Problem statement: Give the number of lines that include the string "save", nothing more.

Dataset records:

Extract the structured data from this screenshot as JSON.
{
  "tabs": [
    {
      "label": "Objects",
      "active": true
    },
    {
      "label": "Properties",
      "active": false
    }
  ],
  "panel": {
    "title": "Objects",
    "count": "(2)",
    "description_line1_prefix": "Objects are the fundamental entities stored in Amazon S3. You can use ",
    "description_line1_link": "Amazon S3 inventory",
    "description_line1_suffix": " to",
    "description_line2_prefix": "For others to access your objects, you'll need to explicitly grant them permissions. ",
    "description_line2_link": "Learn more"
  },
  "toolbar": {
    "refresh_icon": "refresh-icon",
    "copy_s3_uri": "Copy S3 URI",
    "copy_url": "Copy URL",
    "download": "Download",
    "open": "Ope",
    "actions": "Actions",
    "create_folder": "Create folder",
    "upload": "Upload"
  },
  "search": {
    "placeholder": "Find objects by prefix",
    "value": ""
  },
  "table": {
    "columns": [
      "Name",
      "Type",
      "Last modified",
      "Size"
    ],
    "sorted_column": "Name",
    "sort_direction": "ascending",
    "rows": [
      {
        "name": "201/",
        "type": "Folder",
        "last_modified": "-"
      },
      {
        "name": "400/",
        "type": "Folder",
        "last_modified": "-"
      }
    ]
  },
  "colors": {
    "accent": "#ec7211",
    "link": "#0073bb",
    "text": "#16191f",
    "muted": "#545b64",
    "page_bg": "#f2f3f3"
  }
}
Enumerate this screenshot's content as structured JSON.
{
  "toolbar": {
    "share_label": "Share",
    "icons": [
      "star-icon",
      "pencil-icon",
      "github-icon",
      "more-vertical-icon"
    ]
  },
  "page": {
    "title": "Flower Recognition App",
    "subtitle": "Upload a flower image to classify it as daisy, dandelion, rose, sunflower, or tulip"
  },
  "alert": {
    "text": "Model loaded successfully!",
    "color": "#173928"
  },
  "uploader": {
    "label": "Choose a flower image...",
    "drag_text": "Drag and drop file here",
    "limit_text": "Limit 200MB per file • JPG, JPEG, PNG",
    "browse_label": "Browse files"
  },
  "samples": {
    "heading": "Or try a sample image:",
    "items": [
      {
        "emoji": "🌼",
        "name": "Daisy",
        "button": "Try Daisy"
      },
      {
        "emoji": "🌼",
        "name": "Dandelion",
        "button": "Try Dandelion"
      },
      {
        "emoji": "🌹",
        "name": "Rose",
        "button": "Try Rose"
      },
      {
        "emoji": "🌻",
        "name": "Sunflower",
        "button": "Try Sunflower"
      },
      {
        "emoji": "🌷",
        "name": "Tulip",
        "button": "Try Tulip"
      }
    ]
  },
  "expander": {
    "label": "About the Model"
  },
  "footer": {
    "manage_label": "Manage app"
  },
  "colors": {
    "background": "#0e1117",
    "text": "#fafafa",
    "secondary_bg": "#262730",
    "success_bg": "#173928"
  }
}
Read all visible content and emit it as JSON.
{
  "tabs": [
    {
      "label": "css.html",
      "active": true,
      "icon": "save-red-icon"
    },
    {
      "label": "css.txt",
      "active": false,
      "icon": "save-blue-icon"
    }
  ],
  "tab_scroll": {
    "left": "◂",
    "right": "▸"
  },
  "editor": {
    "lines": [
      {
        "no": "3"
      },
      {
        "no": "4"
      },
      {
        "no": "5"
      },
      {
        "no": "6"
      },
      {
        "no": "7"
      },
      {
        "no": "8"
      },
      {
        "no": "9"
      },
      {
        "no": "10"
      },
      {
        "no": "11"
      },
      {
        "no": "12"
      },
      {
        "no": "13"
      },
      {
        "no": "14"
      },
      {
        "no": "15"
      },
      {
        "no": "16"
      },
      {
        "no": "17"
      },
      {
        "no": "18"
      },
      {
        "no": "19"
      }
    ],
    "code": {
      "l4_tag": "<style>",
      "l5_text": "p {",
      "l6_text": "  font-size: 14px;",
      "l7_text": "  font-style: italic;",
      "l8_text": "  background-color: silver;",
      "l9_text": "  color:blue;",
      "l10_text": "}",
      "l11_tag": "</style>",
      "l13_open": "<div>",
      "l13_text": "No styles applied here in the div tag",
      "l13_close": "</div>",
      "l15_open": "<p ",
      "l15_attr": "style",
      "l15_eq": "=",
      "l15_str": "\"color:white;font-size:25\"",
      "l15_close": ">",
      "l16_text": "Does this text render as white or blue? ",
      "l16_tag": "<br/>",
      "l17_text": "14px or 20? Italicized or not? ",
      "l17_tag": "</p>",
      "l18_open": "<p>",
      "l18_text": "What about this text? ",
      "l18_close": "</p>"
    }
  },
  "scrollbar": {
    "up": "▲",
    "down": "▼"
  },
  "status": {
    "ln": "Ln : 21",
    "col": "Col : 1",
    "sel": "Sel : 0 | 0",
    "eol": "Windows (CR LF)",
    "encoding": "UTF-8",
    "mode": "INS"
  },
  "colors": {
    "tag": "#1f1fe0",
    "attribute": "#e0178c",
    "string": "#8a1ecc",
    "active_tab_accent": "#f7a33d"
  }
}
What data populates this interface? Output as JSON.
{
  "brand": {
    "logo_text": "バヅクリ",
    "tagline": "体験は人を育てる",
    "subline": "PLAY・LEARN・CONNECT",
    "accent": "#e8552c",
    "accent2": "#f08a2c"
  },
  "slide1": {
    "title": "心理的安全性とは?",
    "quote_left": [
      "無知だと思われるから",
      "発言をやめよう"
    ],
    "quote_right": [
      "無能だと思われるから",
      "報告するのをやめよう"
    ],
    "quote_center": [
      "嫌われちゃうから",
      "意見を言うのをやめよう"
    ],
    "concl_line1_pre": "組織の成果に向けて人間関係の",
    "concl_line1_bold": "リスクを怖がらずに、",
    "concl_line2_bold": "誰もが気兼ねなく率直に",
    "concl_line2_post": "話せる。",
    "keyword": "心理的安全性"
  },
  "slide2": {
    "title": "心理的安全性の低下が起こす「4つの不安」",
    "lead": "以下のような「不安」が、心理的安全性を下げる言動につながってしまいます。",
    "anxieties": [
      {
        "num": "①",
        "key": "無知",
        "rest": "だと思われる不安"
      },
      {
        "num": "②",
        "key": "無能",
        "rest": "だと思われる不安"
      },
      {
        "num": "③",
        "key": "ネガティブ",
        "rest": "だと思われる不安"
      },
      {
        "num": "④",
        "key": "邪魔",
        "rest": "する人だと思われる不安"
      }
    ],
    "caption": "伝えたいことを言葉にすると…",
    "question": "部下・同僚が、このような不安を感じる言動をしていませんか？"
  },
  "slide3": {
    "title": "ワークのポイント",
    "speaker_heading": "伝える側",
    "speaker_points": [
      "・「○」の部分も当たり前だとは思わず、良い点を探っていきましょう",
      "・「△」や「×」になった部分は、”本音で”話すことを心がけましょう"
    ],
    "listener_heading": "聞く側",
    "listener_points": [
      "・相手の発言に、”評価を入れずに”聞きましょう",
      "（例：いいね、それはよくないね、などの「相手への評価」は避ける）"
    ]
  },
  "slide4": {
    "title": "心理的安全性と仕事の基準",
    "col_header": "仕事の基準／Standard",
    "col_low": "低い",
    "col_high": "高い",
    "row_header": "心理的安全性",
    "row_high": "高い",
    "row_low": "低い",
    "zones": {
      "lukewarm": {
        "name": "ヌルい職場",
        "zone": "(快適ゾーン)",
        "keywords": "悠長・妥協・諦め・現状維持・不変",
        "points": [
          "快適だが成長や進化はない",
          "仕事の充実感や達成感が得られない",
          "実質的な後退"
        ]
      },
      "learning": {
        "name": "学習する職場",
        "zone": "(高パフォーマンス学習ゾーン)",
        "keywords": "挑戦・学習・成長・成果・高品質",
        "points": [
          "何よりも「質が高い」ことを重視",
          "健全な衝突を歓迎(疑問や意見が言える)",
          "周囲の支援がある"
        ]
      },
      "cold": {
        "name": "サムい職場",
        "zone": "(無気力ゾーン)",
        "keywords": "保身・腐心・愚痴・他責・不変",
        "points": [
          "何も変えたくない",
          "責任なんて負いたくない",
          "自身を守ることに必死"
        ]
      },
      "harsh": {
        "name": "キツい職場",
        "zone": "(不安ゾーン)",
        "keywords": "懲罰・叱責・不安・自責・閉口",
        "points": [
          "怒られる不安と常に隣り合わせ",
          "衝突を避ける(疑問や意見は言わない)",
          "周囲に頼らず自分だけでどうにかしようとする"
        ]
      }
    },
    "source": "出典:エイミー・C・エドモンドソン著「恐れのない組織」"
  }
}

Output of the exercise: 2